Work instructions:
Determine how many lines include "address". Give the number and nothing else.

Dataset records:
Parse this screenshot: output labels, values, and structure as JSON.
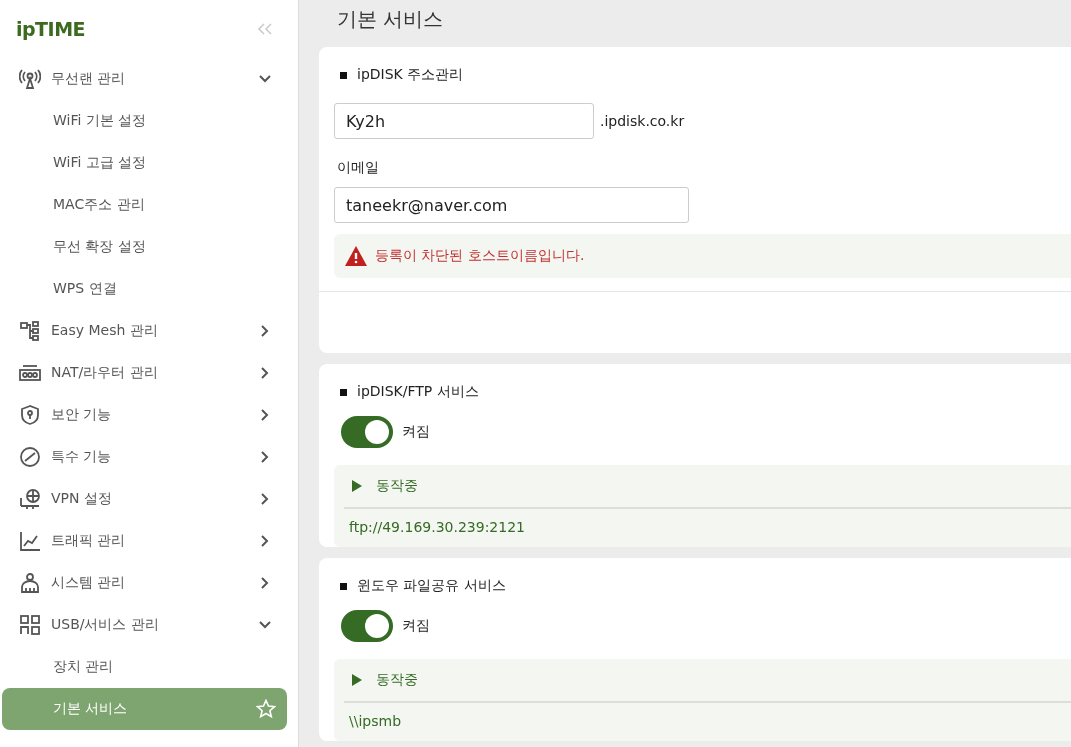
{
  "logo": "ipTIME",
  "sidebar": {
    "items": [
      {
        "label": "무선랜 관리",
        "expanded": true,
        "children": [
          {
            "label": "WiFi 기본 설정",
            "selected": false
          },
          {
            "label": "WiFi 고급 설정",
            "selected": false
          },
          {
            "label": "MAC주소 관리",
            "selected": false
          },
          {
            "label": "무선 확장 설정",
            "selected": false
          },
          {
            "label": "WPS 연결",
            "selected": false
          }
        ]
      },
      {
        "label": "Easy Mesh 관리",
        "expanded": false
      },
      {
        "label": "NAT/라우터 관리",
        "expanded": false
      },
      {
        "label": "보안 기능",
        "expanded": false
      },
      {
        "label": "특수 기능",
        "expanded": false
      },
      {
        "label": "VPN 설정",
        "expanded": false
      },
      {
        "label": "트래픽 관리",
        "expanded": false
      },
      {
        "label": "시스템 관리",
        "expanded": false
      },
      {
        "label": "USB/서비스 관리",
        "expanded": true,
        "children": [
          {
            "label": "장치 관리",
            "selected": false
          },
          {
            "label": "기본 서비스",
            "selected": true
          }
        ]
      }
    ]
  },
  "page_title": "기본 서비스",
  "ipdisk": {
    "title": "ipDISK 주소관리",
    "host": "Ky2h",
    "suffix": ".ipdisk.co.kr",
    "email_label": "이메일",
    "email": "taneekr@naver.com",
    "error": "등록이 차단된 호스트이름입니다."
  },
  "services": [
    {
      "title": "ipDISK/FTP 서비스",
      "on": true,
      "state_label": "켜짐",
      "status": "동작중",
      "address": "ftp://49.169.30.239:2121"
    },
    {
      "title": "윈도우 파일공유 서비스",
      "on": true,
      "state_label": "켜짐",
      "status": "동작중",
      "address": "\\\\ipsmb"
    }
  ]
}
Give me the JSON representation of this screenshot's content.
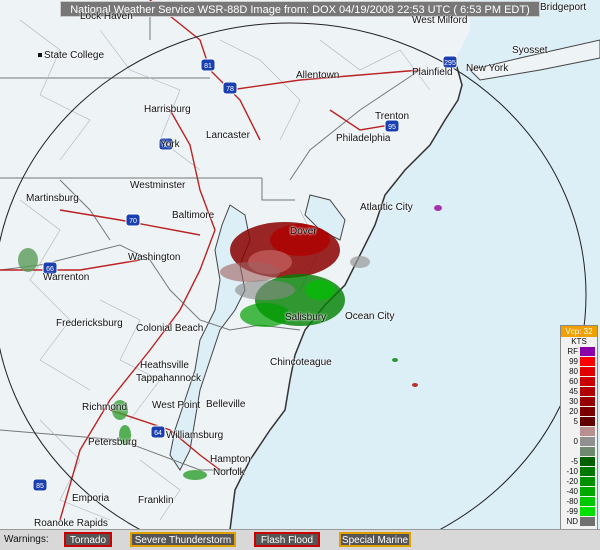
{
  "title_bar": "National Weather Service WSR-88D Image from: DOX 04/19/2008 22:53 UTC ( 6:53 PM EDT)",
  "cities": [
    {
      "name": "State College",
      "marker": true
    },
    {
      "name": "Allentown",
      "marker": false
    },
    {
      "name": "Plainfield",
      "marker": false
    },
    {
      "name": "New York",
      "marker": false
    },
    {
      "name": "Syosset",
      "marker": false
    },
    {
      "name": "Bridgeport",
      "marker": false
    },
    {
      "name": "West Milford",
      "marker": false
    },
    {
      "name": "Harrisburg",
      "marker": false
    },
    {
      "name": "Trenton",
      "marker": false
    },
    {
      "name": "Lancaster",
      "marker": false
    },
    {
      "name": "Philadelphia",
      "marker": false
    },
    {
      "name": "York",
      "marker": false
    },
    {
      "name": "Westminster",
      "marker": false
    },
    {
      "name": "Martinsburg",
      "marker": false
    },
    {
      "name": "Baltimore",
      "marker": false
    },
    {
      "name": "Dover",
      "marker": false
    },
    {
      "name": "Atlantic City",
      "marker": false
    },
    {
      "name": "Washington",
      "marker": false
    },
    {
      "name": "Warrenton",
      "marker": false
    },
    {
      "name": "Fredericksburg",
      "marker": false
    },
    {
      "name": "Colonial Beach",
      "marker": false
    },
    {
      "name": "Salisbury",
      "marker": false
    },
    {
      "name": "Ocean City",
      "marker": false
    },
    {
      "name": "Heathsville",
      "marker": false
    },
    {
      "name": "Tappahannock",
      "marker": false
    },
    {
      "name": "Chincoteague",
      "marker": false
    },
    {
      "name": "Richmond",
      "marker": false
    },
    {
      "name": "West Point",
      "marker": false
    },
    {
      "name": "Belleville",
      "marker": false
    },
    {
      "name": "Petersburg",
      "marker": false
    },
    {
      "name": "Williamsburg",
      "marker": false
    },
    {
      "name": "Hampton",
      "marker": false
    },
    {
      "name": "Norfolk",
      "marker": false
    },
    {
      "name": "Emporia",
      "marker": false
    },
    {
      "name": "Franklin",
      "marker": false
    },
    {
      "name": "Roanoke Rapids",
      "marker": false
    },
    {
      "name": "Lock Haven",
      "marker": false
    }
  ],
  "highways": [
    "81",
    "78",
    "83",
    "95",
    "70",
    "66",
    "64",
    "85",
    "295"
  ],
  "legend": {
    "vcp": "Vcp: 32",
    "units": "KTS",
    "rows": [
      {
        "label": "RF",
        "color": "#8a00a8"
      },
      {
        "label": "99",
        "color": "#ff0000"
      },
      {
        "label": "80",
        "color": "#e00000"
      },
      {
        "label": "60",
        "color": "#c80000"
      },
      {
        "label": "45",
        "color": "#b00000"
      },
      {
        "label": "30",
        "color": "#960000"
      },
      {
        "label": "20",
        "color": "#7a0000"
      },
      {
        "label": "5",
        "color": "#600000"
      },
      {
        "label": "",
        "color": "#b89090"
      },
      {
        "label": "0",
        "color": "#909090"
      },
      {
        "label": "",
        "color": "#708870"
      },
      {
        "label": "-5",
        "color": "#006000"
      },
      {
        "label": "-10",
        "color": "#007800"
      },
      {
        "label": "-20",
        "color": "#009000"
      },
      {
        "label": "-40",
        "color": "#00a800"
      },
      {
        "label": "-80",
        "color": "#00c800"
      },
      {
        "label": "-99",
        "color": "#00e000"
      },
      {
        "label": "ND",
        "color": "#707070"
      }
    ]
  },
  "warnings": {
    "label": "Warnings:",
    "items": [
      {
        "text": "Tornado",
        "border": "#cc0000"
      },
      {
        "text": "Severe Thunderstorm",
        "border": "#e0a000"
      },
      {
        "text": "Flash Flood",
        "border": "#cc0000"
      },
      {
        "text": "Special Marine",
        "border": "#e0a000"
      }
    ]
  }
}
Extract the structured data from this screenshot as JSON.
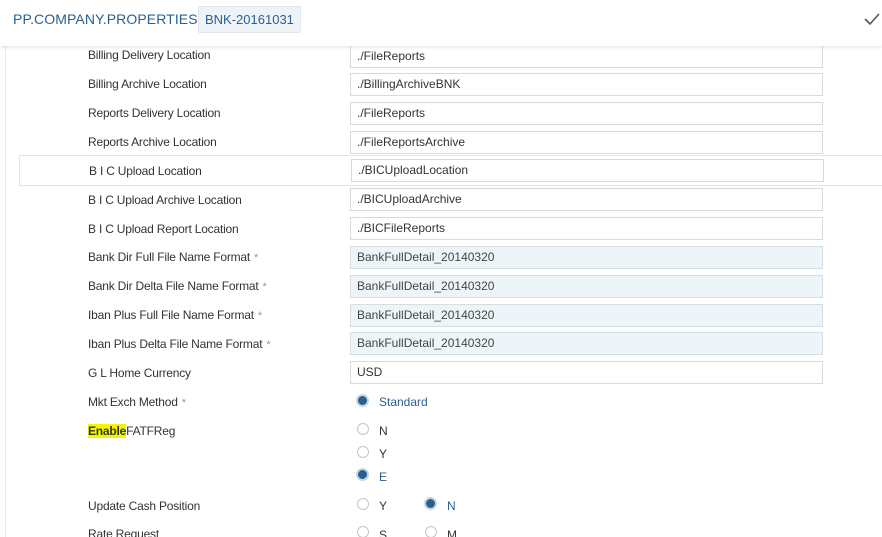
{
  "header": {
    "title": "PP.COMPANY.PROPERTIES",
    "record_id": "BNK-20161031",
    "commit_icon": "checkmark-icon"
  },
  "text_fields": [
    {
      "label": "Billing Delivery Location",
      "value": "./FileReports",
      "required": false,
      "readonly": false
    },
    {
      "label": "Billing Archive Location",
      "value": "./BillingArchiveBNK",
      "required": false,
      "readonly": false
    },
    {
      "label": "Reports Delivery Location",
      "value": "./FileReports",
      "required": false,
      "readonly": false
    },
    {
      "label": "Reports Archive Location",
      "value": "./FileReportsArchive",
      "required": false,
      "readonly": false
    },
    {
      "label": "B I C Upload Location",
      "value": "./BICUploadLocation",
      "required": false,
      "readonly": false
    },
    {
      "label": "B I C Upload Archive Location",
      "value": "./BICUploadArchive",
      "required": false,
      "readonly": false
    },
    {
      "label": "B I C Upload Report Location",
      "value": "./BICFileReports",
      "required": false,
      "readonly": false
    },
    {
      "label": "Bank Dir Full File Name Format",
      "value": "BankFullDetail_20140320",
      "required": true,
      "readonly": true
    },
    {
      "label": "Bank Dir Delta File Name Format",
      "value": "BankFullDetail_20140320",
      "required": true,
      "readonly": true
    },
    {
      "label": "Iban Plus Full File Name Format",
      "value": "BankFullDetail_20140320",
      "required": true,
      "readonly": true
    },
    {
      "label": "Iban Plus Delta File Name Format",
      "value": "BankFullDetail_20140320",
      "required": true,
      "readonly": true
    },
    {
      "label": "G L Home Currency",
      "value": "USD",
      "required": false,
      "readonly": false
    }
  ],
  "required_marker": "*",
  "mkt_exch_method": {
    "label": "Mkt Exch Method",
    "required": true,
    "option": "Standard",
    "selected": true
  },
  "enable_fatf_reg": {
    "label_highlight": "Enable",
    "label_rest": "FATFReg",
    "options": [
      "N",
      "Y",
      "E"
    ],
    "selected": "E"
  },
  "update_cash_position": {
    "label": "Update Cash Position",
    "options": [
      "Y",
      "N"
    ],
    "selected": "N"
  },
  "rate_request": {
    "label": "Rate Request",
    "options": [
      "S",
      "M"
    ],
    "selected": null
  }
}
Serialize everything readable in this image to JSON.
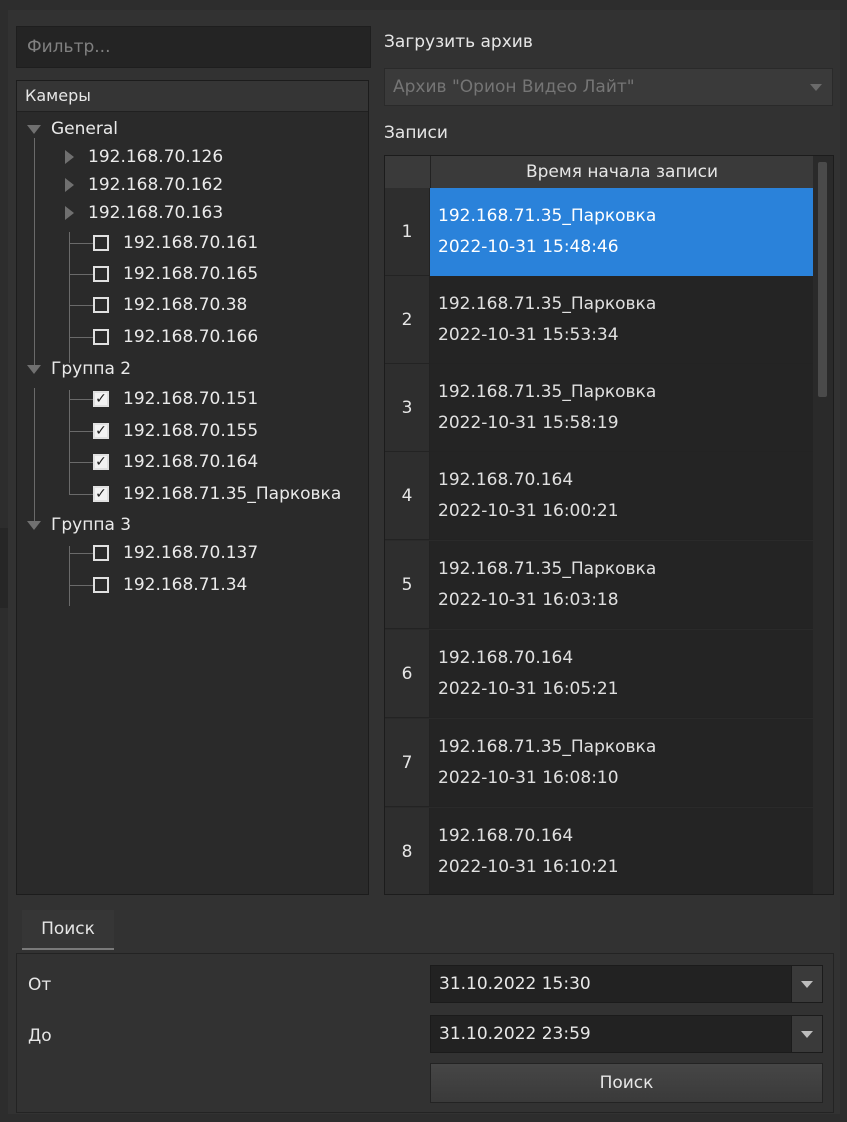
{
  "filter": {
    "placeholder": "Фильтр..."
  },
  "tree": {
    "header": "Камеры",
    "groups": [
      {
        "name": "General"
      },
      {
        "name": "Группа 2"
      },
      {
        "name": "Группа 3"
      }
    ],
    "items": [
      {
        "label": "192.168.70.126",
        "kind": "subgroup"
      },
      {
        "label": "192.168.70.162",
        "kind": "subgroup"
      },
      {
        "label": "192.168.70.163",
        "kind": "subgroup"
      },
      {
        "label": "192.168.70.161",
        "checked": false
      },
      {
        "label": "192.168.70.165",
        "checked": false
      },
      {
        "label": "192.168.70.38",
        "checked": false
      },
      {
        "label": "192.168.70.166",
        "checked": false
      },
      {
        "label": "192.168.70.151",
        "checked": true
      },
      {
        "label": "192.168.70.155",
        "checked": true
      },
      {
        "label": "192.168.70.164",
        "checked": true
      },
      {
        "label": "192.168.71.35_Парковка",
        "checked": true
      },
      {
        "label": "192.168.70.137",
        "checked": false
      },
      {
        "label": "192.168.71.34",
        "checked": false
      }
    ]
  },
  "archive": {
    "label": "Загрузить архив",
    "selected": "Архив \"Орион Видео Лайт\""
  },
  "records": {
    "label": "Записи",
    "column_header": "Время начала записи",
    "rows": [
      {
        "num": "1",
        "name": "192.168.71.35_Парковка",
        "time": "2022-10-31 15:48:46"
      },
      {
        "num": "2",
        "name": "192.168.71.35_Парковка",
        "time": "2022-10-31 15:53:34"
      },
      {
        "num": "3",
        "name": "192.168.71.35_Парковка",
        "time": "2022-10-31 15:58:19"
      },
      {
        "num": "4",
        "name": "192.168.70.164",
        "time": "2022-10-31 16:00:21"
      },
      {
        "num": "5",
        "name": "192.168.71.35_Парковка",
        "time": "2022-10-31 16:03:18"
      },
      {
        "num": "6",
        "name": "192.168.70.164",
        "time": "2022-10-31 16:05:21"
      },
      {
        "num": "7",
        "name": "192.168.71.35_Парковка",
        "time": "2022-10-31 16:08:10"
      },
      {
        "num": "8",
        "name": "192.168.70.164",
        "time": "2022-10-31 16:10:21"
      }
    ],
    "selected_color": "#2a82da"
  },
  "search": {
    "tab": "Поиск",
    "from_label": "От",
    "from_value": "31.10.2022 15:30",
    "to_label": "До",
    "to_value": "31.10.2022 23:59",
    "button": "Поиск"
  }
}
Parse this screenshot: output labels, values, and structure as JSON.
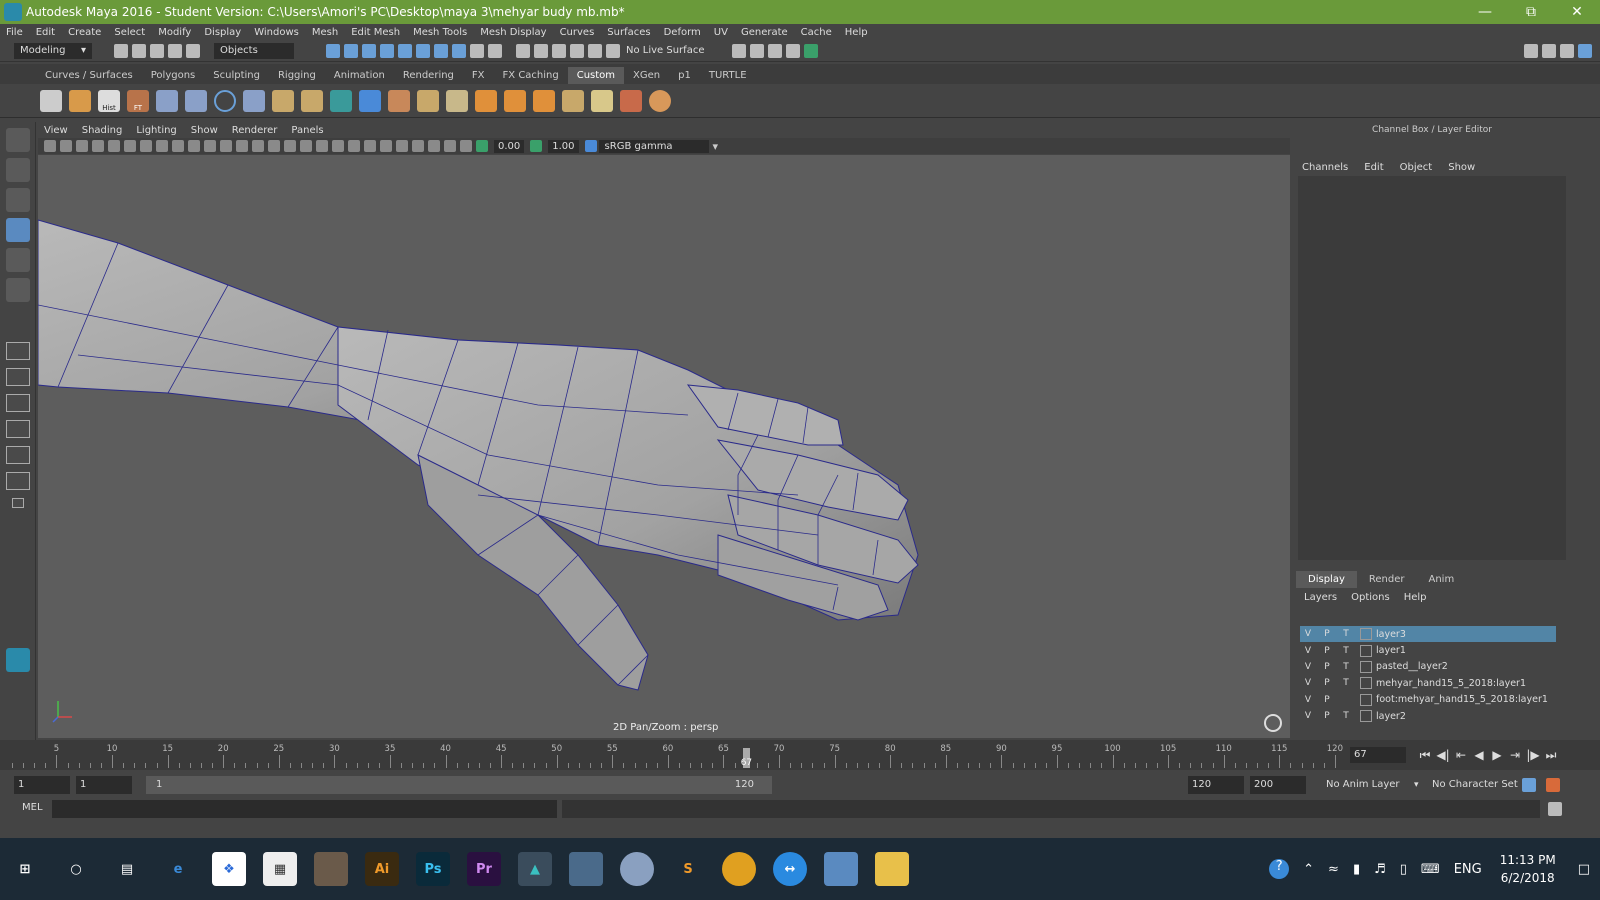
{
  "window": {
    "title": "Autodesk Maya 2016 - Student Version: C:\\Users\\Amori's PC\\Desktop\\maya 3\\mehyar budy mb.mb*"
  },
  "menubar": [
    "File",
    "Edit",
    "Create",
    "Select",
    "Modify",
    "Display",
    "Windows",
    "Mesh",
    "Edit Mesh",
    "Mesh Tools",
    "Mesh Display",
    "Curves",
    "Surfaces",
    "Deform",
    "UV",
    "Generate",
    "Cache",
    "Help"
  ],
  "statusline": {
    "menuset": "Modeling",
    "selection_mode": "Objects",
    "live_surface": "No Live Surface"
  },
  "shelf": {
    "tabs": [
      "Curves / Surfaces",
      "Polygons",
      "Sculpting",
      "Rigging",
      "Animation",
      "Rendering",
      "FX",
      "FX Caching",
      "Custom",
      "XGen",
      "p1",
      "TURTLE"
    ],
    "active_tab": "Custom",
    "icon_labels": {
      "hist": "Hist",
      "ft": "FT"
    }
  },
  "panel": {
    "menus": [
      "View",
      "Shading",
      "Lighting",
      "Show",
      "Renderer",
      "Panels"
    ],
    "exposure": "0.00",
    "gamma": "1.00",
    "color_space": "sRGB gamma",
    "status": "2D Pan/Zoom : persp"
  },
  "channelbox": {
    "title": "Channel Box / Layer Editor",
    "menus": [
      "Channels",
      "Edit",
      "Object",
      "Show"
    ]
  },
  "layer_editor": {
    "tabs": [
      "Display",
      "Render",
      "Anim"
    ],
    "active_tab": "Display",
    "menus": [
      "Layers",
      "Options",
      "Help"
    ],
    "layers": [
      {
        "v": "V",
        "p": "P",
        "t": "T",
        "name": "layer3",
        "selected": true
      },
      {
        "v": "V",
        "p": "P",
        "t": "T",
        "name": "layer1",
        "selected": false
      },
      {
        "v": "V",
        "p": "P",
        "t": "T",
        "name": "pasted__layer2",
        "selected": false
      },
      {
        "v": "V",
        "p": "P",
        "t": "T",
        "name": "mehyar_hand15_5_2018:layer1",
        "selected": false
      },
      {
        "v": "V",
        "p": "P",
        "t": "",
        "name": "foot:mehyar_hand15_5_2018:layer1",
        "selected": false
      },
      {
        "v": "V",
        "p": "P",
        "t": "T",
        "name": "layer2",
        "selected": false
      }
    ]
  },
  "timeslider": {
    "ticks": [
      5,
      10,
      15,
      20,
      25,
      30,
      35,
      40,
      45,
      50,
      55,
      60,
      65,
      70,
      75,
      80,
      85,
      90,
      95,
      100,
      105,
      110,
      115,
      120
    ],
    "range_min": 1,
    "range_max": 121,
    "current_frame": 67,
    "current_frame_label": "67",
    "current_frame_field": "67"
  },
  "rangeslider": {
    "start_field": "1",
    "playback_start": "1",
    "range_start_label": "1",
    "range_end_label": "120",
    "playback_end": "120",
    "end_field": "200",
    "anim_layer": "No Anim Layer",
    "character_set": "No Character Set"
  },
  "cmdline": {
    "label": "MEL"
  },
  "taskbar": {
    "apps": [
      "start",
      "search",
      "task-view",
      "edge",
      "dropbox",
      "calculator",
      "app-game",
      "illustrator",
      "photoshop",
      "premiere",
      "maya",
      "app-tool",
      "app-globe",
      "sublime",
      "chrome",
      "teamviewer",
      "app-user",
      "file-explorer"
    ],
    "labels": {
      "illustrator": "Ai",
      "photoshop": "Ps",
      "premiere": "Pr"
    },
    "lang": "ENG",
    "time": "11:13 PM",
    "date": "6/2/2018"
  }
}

Written solution:
2